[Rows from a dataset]
--------------------

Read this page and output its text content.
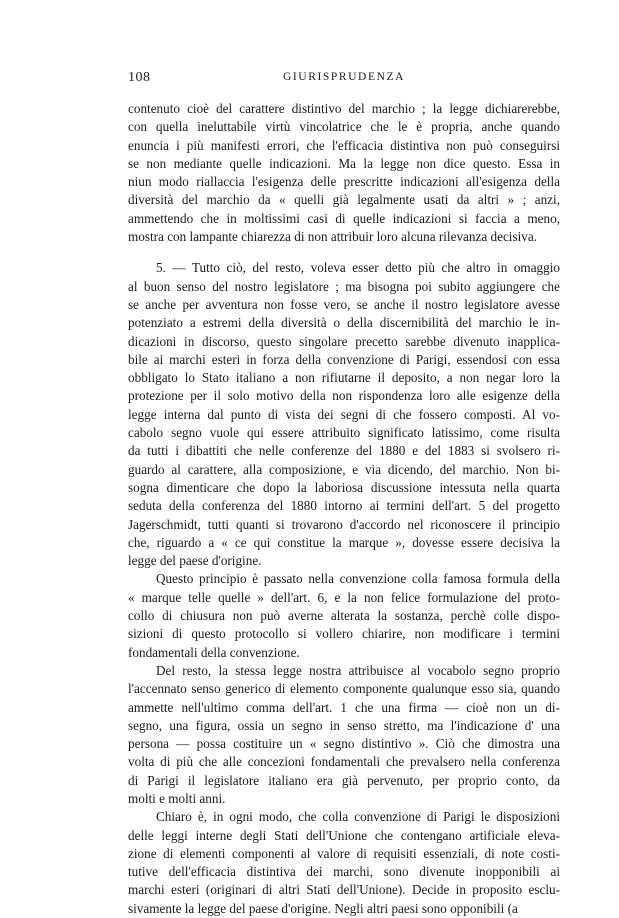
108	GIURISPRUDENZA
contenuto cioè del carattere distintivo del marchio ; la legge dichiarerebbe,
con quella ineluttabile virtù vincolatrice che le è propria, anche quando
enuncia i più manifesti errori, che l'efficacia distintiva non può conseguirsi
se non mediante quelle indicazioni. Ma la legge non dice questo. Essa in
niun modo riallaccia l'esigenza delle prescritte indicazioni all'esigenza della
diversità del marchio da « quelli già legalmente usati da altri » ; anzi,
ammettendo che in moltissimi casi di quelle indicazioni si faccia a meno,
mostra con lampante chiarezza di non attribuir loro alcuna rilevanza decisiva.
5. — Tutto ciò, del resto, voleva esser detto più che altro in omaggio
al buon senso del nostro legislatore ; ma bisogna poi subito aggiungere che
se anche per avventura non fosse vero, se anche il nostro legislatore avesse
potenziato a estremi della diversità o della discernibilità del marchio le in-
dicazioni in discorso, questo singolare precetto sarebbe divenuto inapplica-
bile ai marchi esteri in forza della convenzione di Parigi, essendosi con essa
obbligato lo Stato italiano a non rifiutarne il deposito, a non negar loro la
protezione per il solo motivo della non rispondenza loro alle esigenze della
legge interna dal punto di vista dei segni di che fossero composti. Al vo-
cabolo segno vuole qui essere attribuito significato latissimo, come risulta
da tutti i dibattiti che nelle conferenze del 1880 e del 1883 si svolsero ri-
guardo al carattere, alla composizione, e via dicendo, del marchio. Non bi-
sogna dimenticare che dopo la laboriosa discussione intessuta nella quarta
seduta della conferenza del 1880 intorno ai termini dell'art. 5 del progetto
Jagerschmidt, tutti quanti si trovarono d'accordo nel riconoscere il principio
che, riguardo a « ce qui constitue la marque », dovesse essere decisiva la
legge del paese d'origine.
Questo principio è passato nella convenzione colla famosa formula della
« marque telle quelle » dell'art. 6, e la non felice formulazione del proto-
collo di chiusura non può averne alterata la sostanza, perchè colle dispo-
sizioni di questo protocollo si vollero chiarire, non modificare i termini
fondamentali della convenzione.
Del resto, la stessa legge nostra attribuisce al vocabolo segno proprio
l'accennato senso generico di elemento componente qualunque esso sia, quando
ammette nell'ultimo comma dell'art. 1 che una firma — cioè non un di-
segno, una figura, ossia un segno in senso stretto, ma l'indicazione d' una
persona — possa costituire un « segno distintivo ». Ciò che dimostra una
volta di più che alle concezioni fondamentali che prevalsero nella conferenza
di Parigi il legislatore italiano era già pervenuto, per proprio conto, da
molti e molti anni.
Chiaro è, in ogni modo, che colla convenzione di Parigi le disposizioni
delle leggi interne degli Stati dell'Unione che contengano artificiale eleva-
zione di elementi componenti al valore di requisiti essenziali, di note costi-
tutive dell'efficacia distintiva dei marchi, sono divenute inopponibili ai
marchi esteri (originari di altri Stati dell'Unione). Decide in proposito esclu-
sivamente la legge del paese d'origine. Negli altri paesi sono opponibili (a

--------------------

[Task prompt]
None of the pictures should appear; repeat the records exactly otherwise.

[Finished task]
Read this page and output its text content.
108	GIURISPRUDENZA
contenuto cioè del carattere distintivo del marchio ; la legge dichiarerebbe,
con quella ineluttabile virtù vincolatrice che le è propria, anche quando
enuncia i più manifesti errori, che l'efficacia distintiva non può conseguirsi
se non mediante quelle indicazioni. Ma la legge non dice questo. Essa in
niun modo riallaccia l'esigenza delle prescritte indicazioni all'esigenza della
diversità del marchio da « quelli già legalmente usati da altri » ; anzi,
ammettendo che in moltissimi casi di quelle indicazioni si faccia a meno,
mostra con lampante chiarezza di non attribuir loro alcuna rilevanza decisiva.
5. — Tutto ciò, del resto, voleva esser detto più che altro in omaggio
al buon senso del nostro legislatore ; ma bisogna poi subito aggiungere che
se anche per avventura non fosse vero, se anche il nostro legislatore avesse
potenziato a estremi della diversità o della discernibilità del marchio le in-
dicazioni in discorso, questo singolare precetto sarebbe divenuto inapplica-
bile ai marchi esteri in forza della convenzione di Parigi, essendosi con essa
obbligato lo Stato italiano a non rifiutarne il deposito, a non negar loro la
protezione per il solo motivo della non rispondenza loro alle esigenze della
legge interna dal punto di vista dei segni di che fossero composti. Al vo-
cabolo segno vuole qui essere attribuito significato latissimo, come risulta
da tutti i dibattiti che nelle conferenze del 1880 e del 1883 si svolsero ri-
guardo al carattere, alla composizione, e via dicendo, del marchio. Non bi-
sogna dimenticare che dopo la laboriosa discussione intessuta nella quarta
seduta della conferenza del 1880 intorno ai termini dell'art. 5 del progetto
Jagerschmidt, tutti quanti si trovarono d'accordo nel riconoscere il principio
che, riguardo a « ce qui constitue la marque », dovesse essere decisiva la
legge del paese d'origine.
Questo principio è passato nella convenzione colla famosa formula della
« marque telle quelle » dell'art. 6, e la non felice formulazione del proto-
collo di chiusura non può averne alterata la sostanza, perchè colle dispo-
sizioni di questo protocollo si vollero chiarire, non modificare i termini
fondamentali della convenzione.
Del resto, la stessa legge nostra attribuisce al vocabolo segno proprio
l'accennato senso generico di elemento componente qualunque esso sia, quando
ammette nell'ultimo comma dell'art. 1 che una firma — cioè non un di-
segno, una figura, ossia un segno in senso stretto, ma l'indicazione d' una
persona — possa costituire un « segno distintivo ». Ciò che dimostra una
volta di più che alle concezioni fondamentali che prevalsero nella conferenza
di Parigi il legislatore italiano era già pervenuto, per proprio conto, da
molti e molti anni.
Chiaro è, in ogni modo, che colla convenzione di Parigi le disposizioni
delle leggi interne degli Stati dell'Unione che contengano artificiale eleva-
zione di elementi componenti al valore di requisiti essenziali, di note costi-
tutive dell'efficacia distintiva dei marchi, sono divenute inopponibili ai
marchi esteri (originari di altri Stati dell'Unione). Decide in proposito esclu-
sivamente la legge del paese d'origine. Negli altri paesi sono opponibili (a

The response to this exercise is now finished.